--- Provided entries ---

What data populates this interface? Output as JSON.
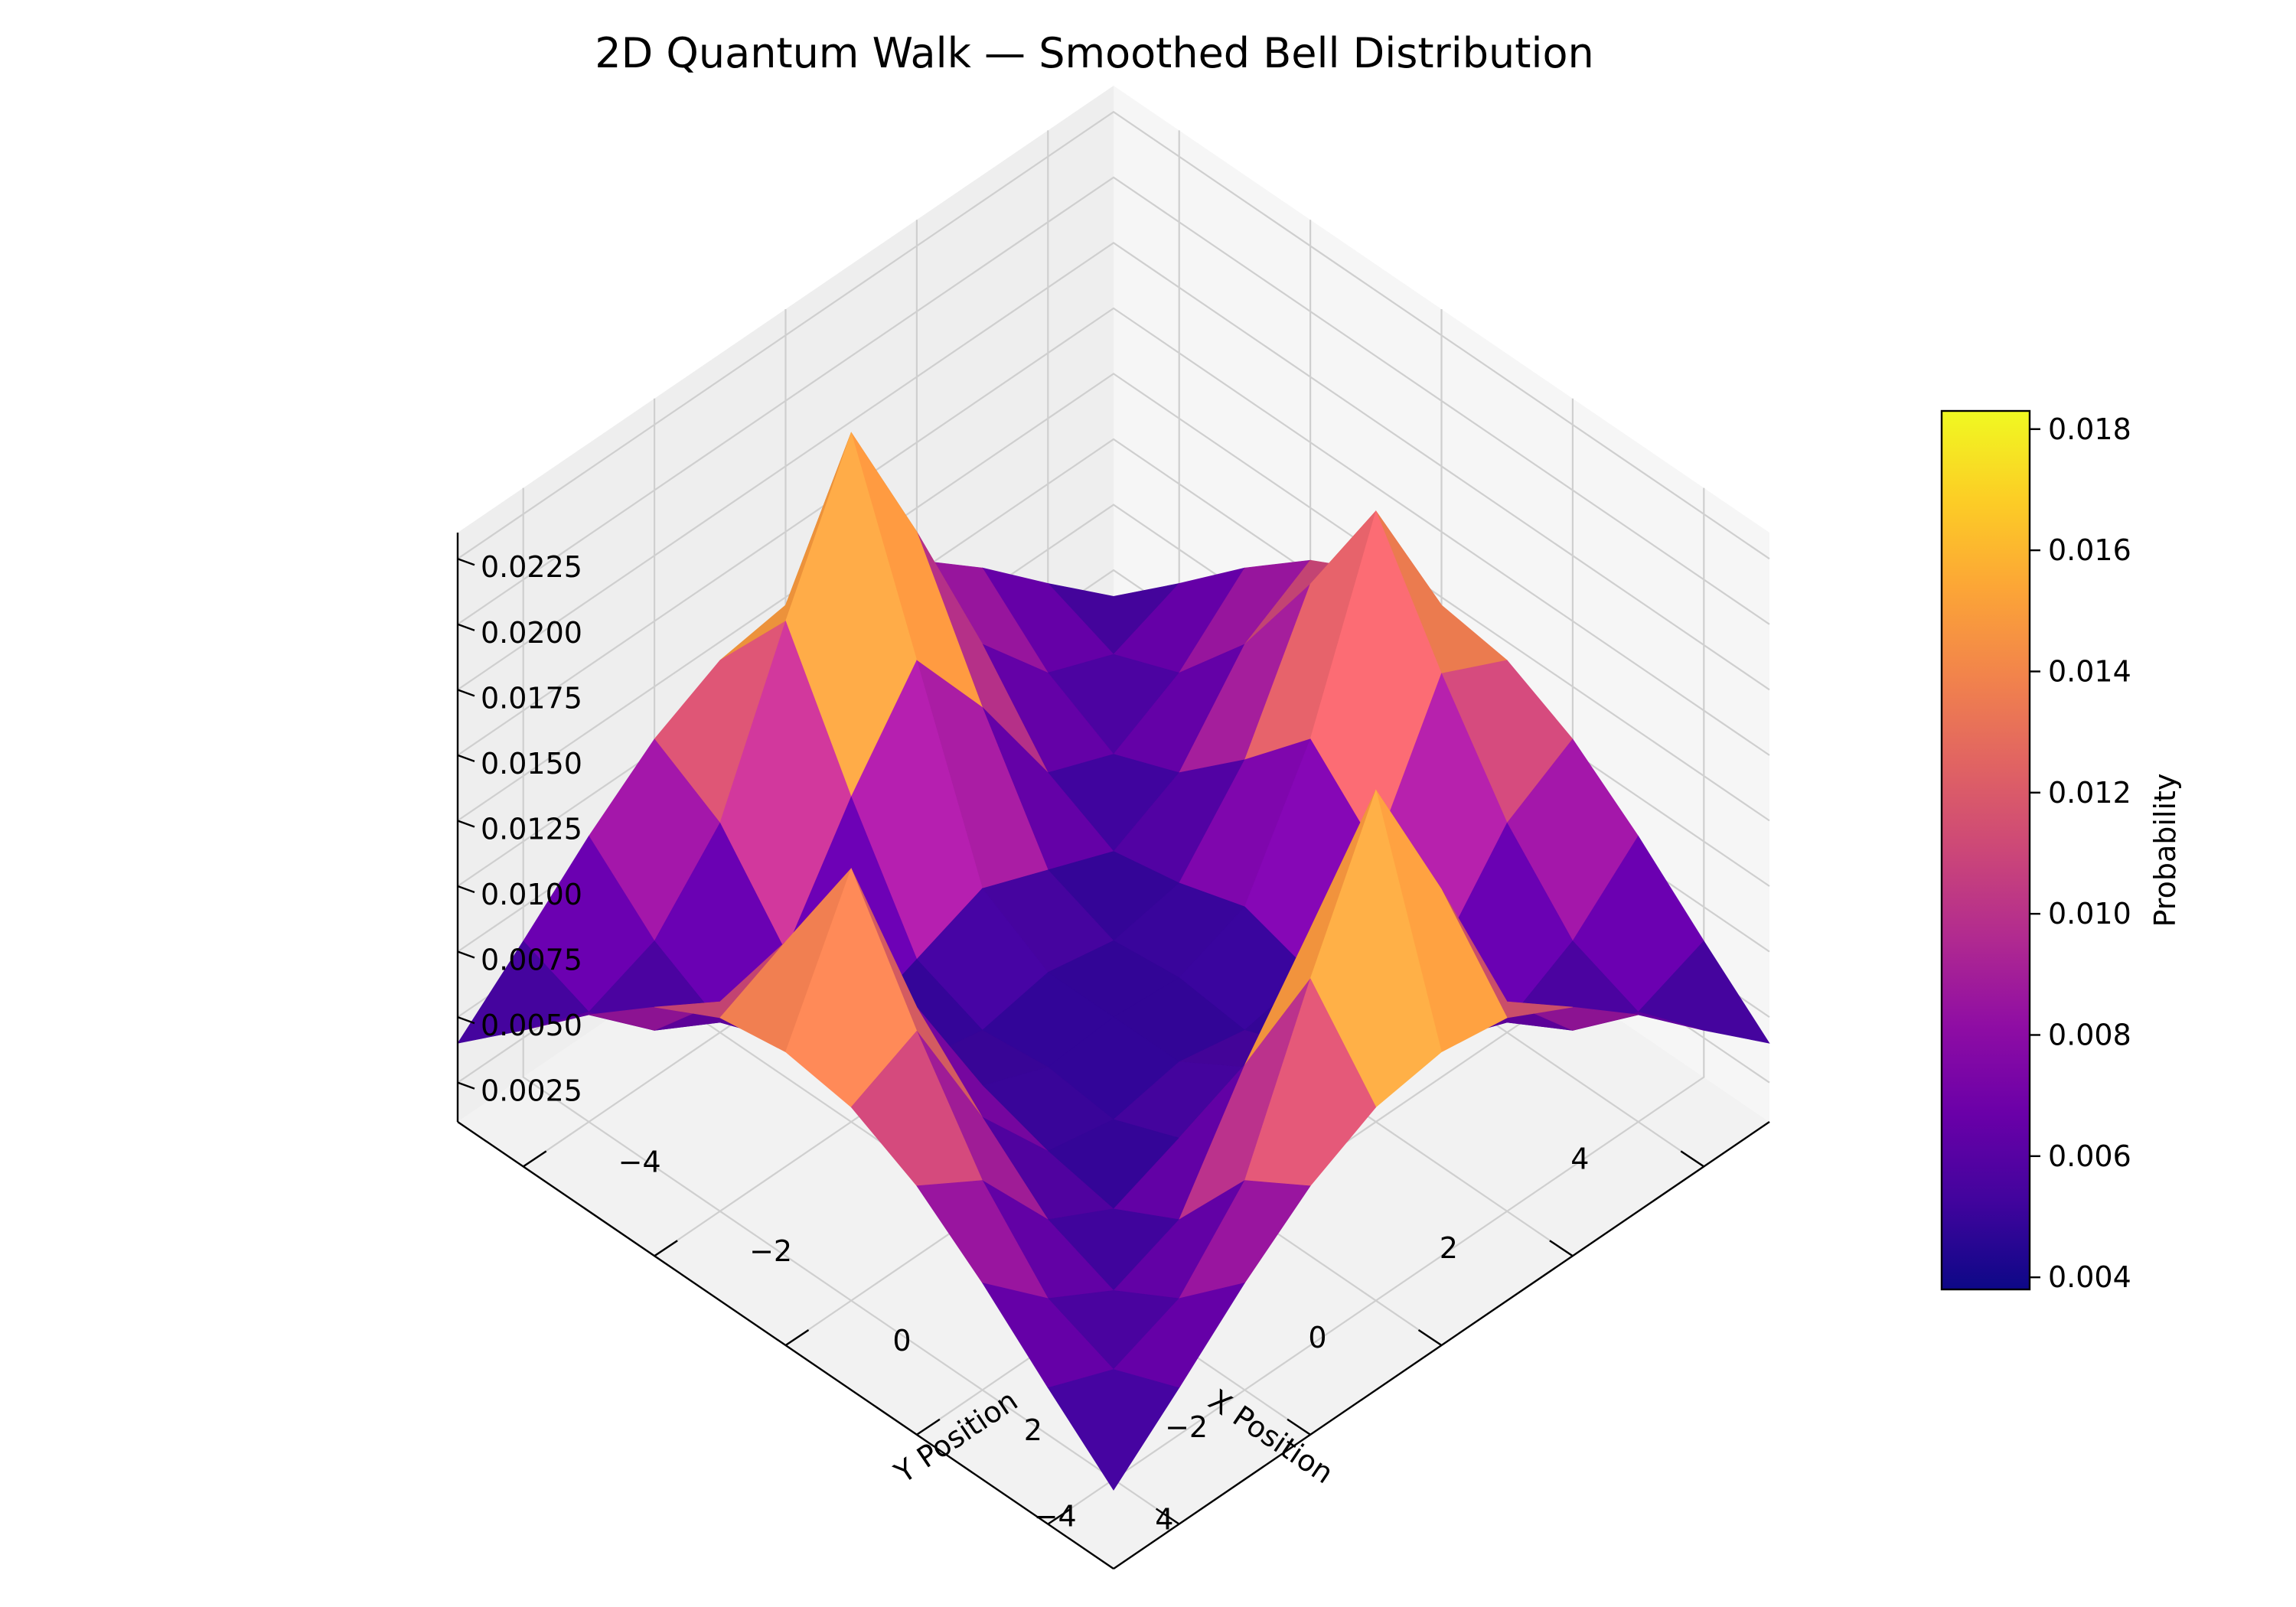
{
  "chart_data": {
    "type": "surface3d",
    "title": "2D Quantum Walk — Smoothed Bell Distribution",
    "xlabel": "X Position",
    "ylabel": "Y Position",
    "zlabel": "",
    "x": [
      -5,
      -4,
      -3,
      -2,
      -1,
      0,
      1,
      2,
      3,
      4,
      5
    ],
    "y": [
      -5,
      -4,
      -3,
      -2,
      -1,
      0,
      1,
      2,
      3,
      4,
      5
    ],
    "x_ticks": [
      4,
      2,
      0,
      -2,
      -4
    ],
    "y_ticks": [
      -4,
      -2,
      0,
      2,
      4
    ],
    "x_tick_labels": [
      "4",
      "2",
      "0",
      "−2",
      "−4"
    ],
    "y_tick_labels": [
      "−4",
      "−2",
      "0",
      "2",
      "4"
    ],
    "xlim": [
      -5,
      5
    ],
    "ylim": [
      -5,
      5
    ],
    "z_ticks": [
      0.0025,
      0.005,
      0.0075,
      0.01,
      0.0125,
      0.015,
      0.0175,
      0.02,
      0.0225
    ],
    "z_tick_labels": [
      "0.0025",
      "0.0050",
      "0.0075",
      "0.0100",
      "0.0125",
      "0.0150",
      "0.0175",
      "0.0200",
      "0.0225"
    ],
    "zlim": [
      0.001,
      0.0235
    ],
    "colorbar": {
      "label": "Probability",
      "min": 0.0038,
      "max": 0.0183,
      "ticks": [
        0.004,
        0.006,
        0.008,
        0.01,
        0.012,
        0.014,
        0.016,
        0.018
      ],
      "tick_labels": [
        "0.004",
        "0.006",
        "0.008",
        "0.010",
        "0.012",
        "0.014",
        "0.016",
        "0.018"
      ]
    },
    "colormap": "plasma",
    "grid": true,
    "z_values": [
      [
        0.004,
        0.0062,
        0.0085,
        0.0105,
        0.0118,
        0.0122,
        0.0118,
        0.0105,
        0.0085,
        0.0062,
        0.004
      ],
      [
        0.0062,
        0.0052,
        0.0062,
        0.009,
        0.013,
        0.0175,
        0.013,
        0.009,
        0.0062,
        0.0052,
        0.0062
      ],
      [
        0.0085,
        0.0062,
        0.0048,
        0.0058,
        0.008,
        0.0105,
        0.008,
        0.0058,
        0.0048,
        0.0062,
        0.0085
      ],
      [
        0.0105,
        0.009,
        0.0058,
        0.0045,
        0.005,
        0.0058,
        0.005,
        0.0045,
        0.0058,
        0.009,
        0.0105
      ],
      [
        0.0118,
        0.015,
        0.01,
        0.0055,
        0.0045,
        0.0048,
        0.0045,
        0.0055,
        0.01,
        0.015,
        0.0118
      ],
      [
        0.0122,
        0.0205,
        0.0135,
        0.0065,
        0.005,
        0.005,
        0.005,
        0.0065,
        0.0135,
        0.0205,
        0.0122
      ],
      [
        0.0118,
        0.015,
        0.01,
        0.0055,
        0.0045,
        0.0048,
        0.0045,
        0.0055,
        0.01,
        0.015,
        0.0118
      ],
      [
        0.0105,
        0.009,
        0.0058,
        0.0045,
        0.005,
        0.0058,
        0.005,
        0.0045,
        0.0058,
        0.009,
        0.0105
      ],
      [
        0.0085,
        0.0062,
        0.0048,
        0.0058,
        0.008,
        0.0105,
        0.008,
        0.0058,
        0.0048,
        0.0062,
        0.0085
      ],
      [
        0.0062,
        0.0052,
        0.0062,
        0.009,
        0.013,
        0.0175,
        0.013,
        0.009,
        0.0062,
        0.0052,
        0.0062
      ],
      [
        0.004,
        0.0062,
        0.0085,
        0.0105,
        0.0118,
        0.0122,
        0.0118,
        0.0105,
        0.0085,
        0.0062,
        0.004
      ]
    ]
  }
}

---

◆ Problem details
Repeat each entry exactly as it appears; skip any picture.

◆ Correct output
What data populates this interface? Output as JSON.
{
  "chart_data": {
    "type": "surface3d",
    "title": "2D Quantum Walk — Smoothed Bell Distribution",
    "xlabel": "X Position",
    "ylabel": "Y Position",
    "zlabel": "",
    "x": [
      -5,
      -4,
      -3,
      -2,
      -1,
      0,
      1,
      2,
      3,
      4,
      5
    ],
    "y": [
      -5,
      -4,
      -3,
      -2,
      -1,
      0,
      1,
      2,
      3,
      4,
      5
    ],
    "x_ticks": [
      4,
      2,
      0,
      -2,
      -4
    ],
    "y_ticks": [
      -4,
      -2,
      0,
      2,
      4
    ],
    "x_tick_labels": [
      "4",
      "2",
      "0",
      "−2",
      "−4"
    ],
    "y_tick_labels": [
      "−4",
      "−2",
      "0",
      "2",
      "4"
    ],
    "xlim": [
      -5,
      5
    ],
    "ylim": [
      -5,
      5
    ],
    "z_ticks": [
      0.0025,
      0.005,
      0.0075,
      0.01,
      0.0125,
      0.015,
      0.0175,
      0.02,
      0.0225
    ],
    "z_tick_labels": [
      "0.0025",
      "0.0050",
      "0.0075",
      "0.0100",
      "0.0125",
      "0.0150",
      "0.0175",
      "0.0200",
      "0.0225"
    ],
    "zlim": [
      0.001,
      0.0235
    ],
    "colorbar": {
      "label": "Probability",
      "min": 0.0038,
      "max": 0.0183,
      "ticks": [
        0.004,
        0.006,
        0.008,
        0.01,
        0.012,
        0.014,
        0.016,
        0.018
      ],
      "tick_labels": [
        "0.004",
        "0.006",
        "0.008",
        "0.010",
        "0.012",
        "0.014",
        "0.016",
        "0.018"
      ]
    },
    "colormap": "plasma",
    "grid": true,
    "z_values": [
      [
        0.004,
        0.0062,
        0.0085,
        0.0105,
        0.0118,
        0.0122,
        0.0118,
        0.0105,
        0.0085,
        0.0062,
        0.004
      ],
      [
        0.0062,
        0.0052,
        0.0062,
        0.009,
        0.013,
        0.0175,
        0.013,
        0.009,
        0.0062,
        0.0052,
        0.0062
      ],
      [
        0.0085,
        0.0062,
        0.0048,
        0.0058,
        0.008,
        0.0105,
        0.008,
        0.0058,
        0.0048,
        0.0062,
        0.0085
      ],
      [
        0.0105,
        0.009,
        0.0058,
        0.0045,
        0.005,
        0.0058,
        0.005,
        0.0045,
        0.0058,
        0.009,
        0.0105
      ],
      [
        0.0118,
        0.015,
        0.01,
        0.0055,
        0.0045,
        0.0048,
        0.0045,
        0.0055,
        0.01,
        0.015,
        0.0118
      ],
      [
        0.0122,
        0.0205,
        0.0135,
        0.0065,
        0.005,
        0.005,
        0.005,
        0.0065,
        0.0135,
        0.0205,
        0.0122
      ],
      [
        0.0118,
        0.015,
        0.01,
        0.0055,
        0.0045,
        0.0048,
        0.0045,
        0.0055,
        0.01,
        0.015,
        0.0118
      ],
      [
        0.0105,
        0.009,
        0.0058,
        0.0045,
        0.005,
        0.0058,
        0.005,
        0.0045,
        0.0058,
        0.009,
        0.0105
      ],
      [
        0.0085,
        0.0062,
        0.0048,
        0.0058,
        0.008,
        0.0105,
        0.008,
        0.0058,
        0.0048,
        0.0062,
        0.0085
      ],
      [
        0.0062,
        0.0052,
        0.0062,
        0.009,
        0.013,
        0.0175,
        0.013,
        0.009,
        0.0062,
        0.0052,
        0.0062
      ],
      [
        0.004,
        0.0062,
        0.0085,
        0.0105,
        0.0118,
        0.0122,
        0.0118,
        0.0105,
        0.0085,
        0.0062,
        0.004
      ]
    ]
  }
}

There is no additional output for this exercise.